* PROBLEM DESCRIPTION
Copy the data exactly as it appears, and do not include any pictures.

* DATASET
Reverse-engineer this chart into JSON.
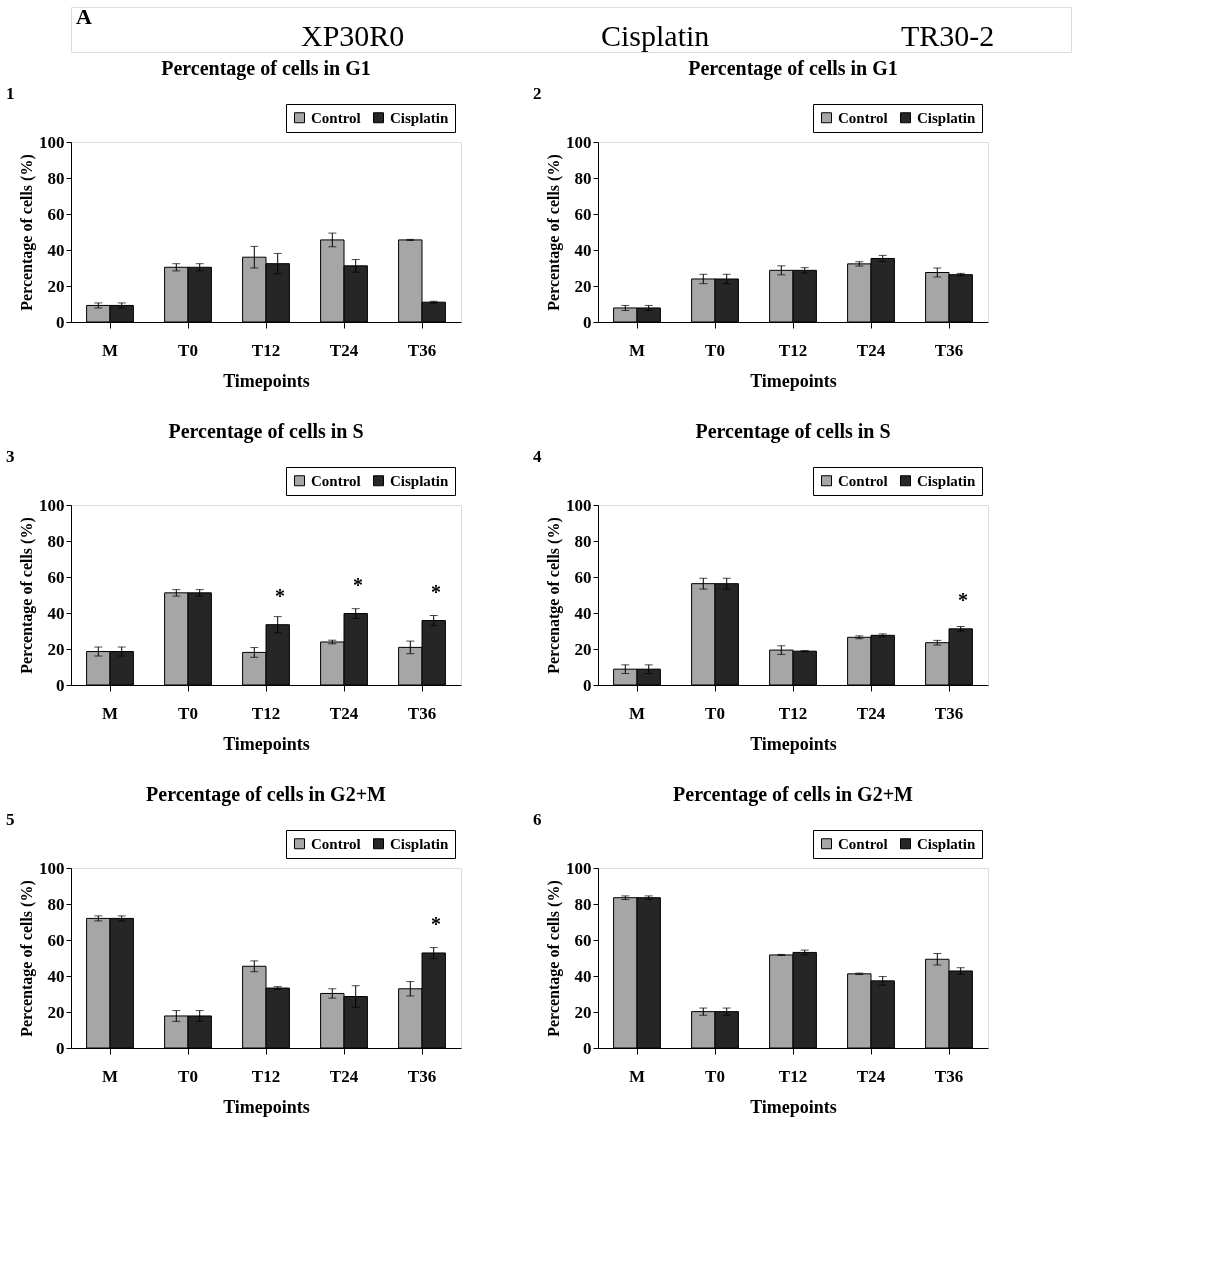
{
  "chart_data": [
    {
      "type": "other",
      "annotations": [
        "A",
        "XP30R0",
        "Cisplatin",
        "TR30-2"
      ]
    },
    {
      "type": "bar",
      "title": "Percentage of cells in G1",
      "xlabel": "Timepoints",
      "ylabel": "Percentage of cells (%)",
      "annotations": [
        "1"
      ],
      "categories": [
        "M",
        "T0",
        "T12",
        "T24",
        "T36"
      ],
      "ylim": [
        0,
        100
      ],
      "yticks": [
        0,
        20,
        40,
        60,
        80,
        100
      ],
      "legend": "top right",
      "grid": false,
      "series": [
        {
          "name": "Control",
          "color": "#a6a6a6",
          "values": [
            9.2,
            30.4,
            36,
            45.6,
            45.6
          ],
          "errors": [
            1.4,
            2,
            6,
            3.8,
            0.3
          ]
        },
        {
          "name": "Cisplatin",
          "color": "#262626",
          "values": [
            9.2,
            30.4,
            32.4,
            31.2,
            11
          ],
          "errors": [
            1.4,
            2,
            5.7,
            3.5,
            0.5
          ]
        }
      ]
    },
    {
      "type": "bar",
      "title": "Percentage of cells in G1",
      "xlabel": "Timepoints",
      "ylabel": "Percentage of cells (%)",
      "annotations": [
        "2"
      ],
      "categories": [
        "M",
        "T0",
        "T12",
        "T24",
        "T36"
      ],
      "ylim": [
        0,
        100
      ],
      "yticks": [
        0,
        20,
        40,
        60,
        80,
        100
      ],
      "legend": "top right",
      "grid": false,
      "series": [
        {
          "name": "Control",
          "color": "#a6a6a6",
          "values": [
            7.8,
            23.9,
            28.7,
            32.3,
            27.5
          ],
          "errors": [
            1.4,
            2.6,
            2.5,
            1.2,
            2.5
          ]
        },
        {
          "name": "Cisplatin",
          "color": "#262626",
          "values": [
            7.8,
            23.9,
            28.7,
            35.3,
            26.3
          ],
          "errors": [
            1.4,
            2.6,
            1.5,
            1.7,
            0.7
          ]
        }
      ]
    },
    {
      "type": "bar",
      "title": "Percentage of cells in S",
      "xlabel": "Timepoints",
      "ylabel": "Percentage of cells (%)",
      "annotations": [
        "3",
        {
          "text": "*",
          "x": "T12",
          "y": 33.5
        },
        {
          "text": "*",
          "x": "T24",
          "y": 39.7
        },
        {
          "text": "*",
          "x": "T36",
          "y": 35.8
        }
      ],
      "categories": [
        "M",
        "T0",
        "T12",
        "T24",
        "T36"
      ],
      "ylim": [
        0,
        100
      ],
      "yticks": [
        0,
        20,
        40,
        60,
        80,
        100
      ],
      "legend": "top right",
      "grid": false,
      "series": [
        {
          "name": "Control",
          "color": "#a6a6a6",
          "values": [
            18.6,
            51.2,
            18.1,
            23.9,
            20.9
          ],
          "errors": [
            2.5,
            1.8,
            2.7,
            1,
            3.5
          ]
        },
        {
          "name": "Cisplatin",
          "color": "#262626",
          "values": [
            18.6,
            51.2,
            33.5,
            39.7,
            35.8
          ],
          "errors": [
            2.5,
            1.8,
            4.5,
            2.7,
            2.8
          ]
        }
      ]
    },
    {
      "type": "bar",
      "title": "Percentage of cells in S",
      "xlabel": "Timepoints",
      "ylabel": "Percenatge of cells (%)",
      "annotations": [
        "4",
        {
          "text": "*",
          "x": "T36",
          "y": 31.2
        }
      ],
      "categories": [
        "M",
        "T0",
        "T12",
        "T24",
        "T36"
      ],
      "ylim": [
        0,
        100
      ],
      "yticks": [
        0,
        20,
        40,
        60,
        80,
        100
      ],
      "legend": "top right",
      "grid": false,
      "series": [
        {
          "name": "Control",
          "color": "#a6a6a6",
          "values": [
            8.8,
            56.3,
            19.4,
            26.5,
            23.5
          ],
          "errors": [
            2.4,
            3,
            2.4,
            0.8,
            1.3
          ]
        },
        {
          "name": "Cisplatin",
          "color": "#262626",
          "values": [
            8.8,
            56.3,
            18.8,
            27.6,
            31.2
          ],
          "errors": [
            2.4,
            3,
            0.3,
            0.8,
            1.3
          ]
        }
      ]
    },
    {
      "type": "bar",
      "title": "Percentage of cells in G2+M",
      "xlabel": "Timepoints",
      "ylabel": "Percentage of cells (%)",
      "annotations": [
        "5",
        {
          "text": "*",
          "x": "T36",
          "y": 52.8
        }
      ],
      "categories": [
        "M",
        "T0",
        "T12",
        "T24",
        "T36"
      ],
      "ylim": [
        0,
        100
      ],
      "yticks": [
        0,
        20,
        40,
        60,
        80,
        100
      ],
      "legend": "top right",
      "grid": false,
      "series": [
        {
          "name": "Control",
          "color": "#a6a6a6",
          "values": [
            72,
            17.8,
            45.4,
            30.3,
            32.9
          ],
          "errors": [
            1.4,
            3,
            3,
            2.6,
            4
          ]
        },
        {
          "name": "Cisplatin",
          "color": "#262626",
          "values": [
            72,
            17.8,
            33.3,
            28.6,
            52.8
          ],
          "errors": [
            1.4,
            3,
            0.8,
            6,
            3
          ]
        }
      ]
    },
    {
      "type": "bar",
      "title": "Percentage of cells in G2+M",
      "xlabel": "Timepoints",
      "ylabel": "Percentage of cells (%)",
      "annotations": [
        "6"
      ],
      "categories": [
        "M",
        "T0",
        "T12",
        "T24",
        "T36"
      ],
      "ylim": [
        0,
        100
      ],
      "yticks": [
        0,
        20,
        40,
        60,
        80,
        100
      ],
      "legend": "top right",
      "grid": false,
      "series": [
        {
          "name": "Control",
          "color": "#a6a6a6",
          "values": [
            83.5,
            20.2,
            51.7,
            41.2,
            49.3
          ],
          "errors": [
            1,
            2,
            0.3,
            0.4,
            3.2
          ]
        },
        {
          "name": "Cisplatin",
          "color": "#262626",
          "values": [
            83.5,
            20.2,
            53.1,
            37.3,
            42.8
          ],
          "errors": [
            1,
            2,
            1.3,
            2.4,
            1.8
          ]
        }
      ]
    }
  ]
}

* WRITTEN RESPONSE
Reverse-engineer this chart into JSON.
{
  "chart_data": [
    {
      "type": "other",
      "annotations": [
        "A",
        "XP30R0",
        "Cisplatin",
        "TR30-2"
      ]
    },
    {
      "type": "bar",
      "title": "Percentage of cells in G1",
      "xlabel": "Timepoints",
      "ylabel": "Percentage of cells (%)",
      "annotations": [
        "1"
      ],
      "categories": [
        "M",
        "T0",
        "T12",
        "T24",
        "T36"
      ],
      "ylim": [
        0,
        100
      ],
      "yticks": [
        0,
        20,
        40,
        60,
        80,
        100
      ],
      "legend": "top right",
      "grid": false,
      "series": [
        {
          "name": "Control",
          "color": "#a6a6a6",
          "values": [
            9.2,
            30.4,
            36,
            45.6,
            45.6
          ],
          "errors": [
            1.4,
            2,
            6,
            3.8,
            0.3
          ]
        },
        {
          "name": "Cisplatin",
          "color": "#262626",
          "values": [
            9.2,
            30.4,
            32.4,
            31.2,
            11
          ],
          "errors": [
            1.4,
            2,
            5.7,
            3.5,
            0.5
          ]
        }
      ]
    },
    {
      "type": "bar",
      "title": "Percentage of cells in G1",
      "xlabel": "Timepoints",
      "ylabel": "Percentage of cells (%)",
      "annotations": [
        "2"
      ],
      "categories": [
        "M",
        "T0",
        "T12",
        "T24",
        "T36"
      ],
      "ylim": [
        0,
        100
      ],
      "yticks": [
        0,
        20,
        40,
        60,
        80,
        100
      ],
      "legend": "top right",
      "grid": false,
      "series": [
        {
          "name": "Control",
          "color": "#a6a6a6",
          "values": [
            7.8,
            23.9,
            28.7,
            32.3,
            27.5
          ],
          "errors": [
            1.4,
            2.6,
            2.5,
            1.2,
            2.5
          ]
        },
        {
          "name": "Cisplatin",
          "color": "#262626",
          "values": [
            7.8,
            23.9,
            28.7,
            35.3,
            26.3
          ],
          "errors": [
            1.4,
            2.6,
            1.5,
            1.7,
            0.7
          ]
        }
      ]
    },
    {
      "type": "bar",
      "title": "Percentage of cells in S",
      "xlabel": "Timepoints",
      "ylabel": "Percentage of cells (%)",
      "annotations": [
        "3",
        {
          "text": "*",
          "x": "T12",
          "y": 33.5
        },
        {
          "text": "*",
          "x": "T24",
          "y": 39.7
        },
        {
          "text": "*",
          "x": "T36",
          "y": 35.8
        }
      ],
      "categories": [
        "M",
        "T0",
        "T12",
        "T24",
        "T36"
      ],
      "ylim": [
        0,
        100
      ],
      "yticks": [
        0,
        20,
        40,
        60,
        80,
        100
      ],
      "legend": "top right",
      "grid": false,
      "series": [
        {
          "name": "Control",
          "color": "#a6a6a6",
          "values": [
            18.6,
            51.2,
            18.1,
            23.9,
            20.9
          ],
          "errors": [
            2.5,
            1.8,
            2.7,
            1,
            3.5
          ]
        },
        {
          "name": "Cisplatin",
          "color": "#262626",
          "values": [
            18.6,
            51.2,
            33.5,
            39.7,
            35.8
          ],
          "errors": [
            2.5,
            1.8,
            4.5,
            2.7,
            2.8
          ]
        }
      ]
    },
    {
      "type": "bar",
      "title": "Percentage of cells in S",
      "xlabel": "Timepoints",
      "ylabel": "Percenatge of cells (%)",
      "annotations": [
        "4",
        {
          "text": "*",
          "x": "T36",
          "y": 31.2
        }
      ],
      "categories": [
        "M",
        "T0",
        "T12",
        "T24",
        "T36"
      ],
      "ylim": [
        0,
        100
      ],
      "yticks": [
        0,
        20,
        40,
        60,
        80,
        100
      ],
      "legend": "top right",
      "grid": false,
      "series": [
        {
          "name": "Control",
          "color": "#a6a6a6",
          "values": [
            8.8,
            56.3,
            19.4,
            26.5,
            23.5
          ],
          "errors": [
            2.4,
            3,
            2.4,
            0.8,
            1.3
          ]
        },
        {
          "name": "Cisplatin",
          "color": "#262626",
          "values": [
            8.8,
            56.3,
            18.8,
            27.6,
            31.2
          ],
          "errors": [
            2.4,
            3,
            0.3,
            0.8,
            1.3
          ]
        }
      ]
    },
    {
      "type": "bar",
      "title": "Percentage of cells in G2+M",
      "xlabel": "Timepoints",
      "ylabel": "Percentage of cells (%)",
      "annotations": [
        "5",
        {
          "text": "*",
          "x": "T36",
          "y": 52.8
        }
      ],
      "categories": [
        "M",
        "T0",
        "T12",
        "T24",
        "T36"
      ],
      "ylim": [
        0,
        100
      ],
      "yticks": [
        0,
        20,
        40,
        60,
        80,
        100
      ],
      "legend": "top right",
      "grid": false,
      "series": [
        {
          "name": "Control",
          "color": "#a6a6a6",
          "values": [
            72,
            17.8,
            45.4,
            30.3,
            32.9
          ],
          "errors": [
            1.4,
            3,
            3,
            2.6,
            4
          ]
        },
        {
          "name": "Cisplatin",
          "color": "#262626",
          "values": [
            72,
            17.8,
            33.3,
            28.6,
            52.8
          ],
          "errors": [
            1.4,
            3,
            0.8,
            6,
            3
          ]
        }
      ]
    },
    {
      "type": "bar",
      "title": "Percentage of cells in G2+M",
      "xlabel": "Timepoints",
      "ylabel": "Percentage of cells (%)",
      "annotations": [
        "6"
      ],
      "categories": [
        "M",
        "T0",
        "T12",
        "T24",
        "T36"
      ],
      "ylim": [
        0,
        100
      ],
      "yticks": [
        0,
        20,
        40,
        60,
        80,
        100
      ],
      "legend": "top right",
      "grid": false,
      "series": [
        {
          "name": "Control",
          "color": "#a6a6a6",
          "values": [
            83.5,
            20.2,
            51.7,
            41.2,
            49.3
          ],
          "errors": [
            1,
            2,
            0.3,
            0.4,
            3.2
          ]
        },
        {
          "name": "Cisplatin",
          "color": "#262626",
          "values": [
            83.5,
            20.2,
            53.1,
            37.3,
            42.8
          ],
          "errors": [
            1,
            2,
            1.3,
            2.4,
            1.8
          ]
        }
      ]
    }
  ]
}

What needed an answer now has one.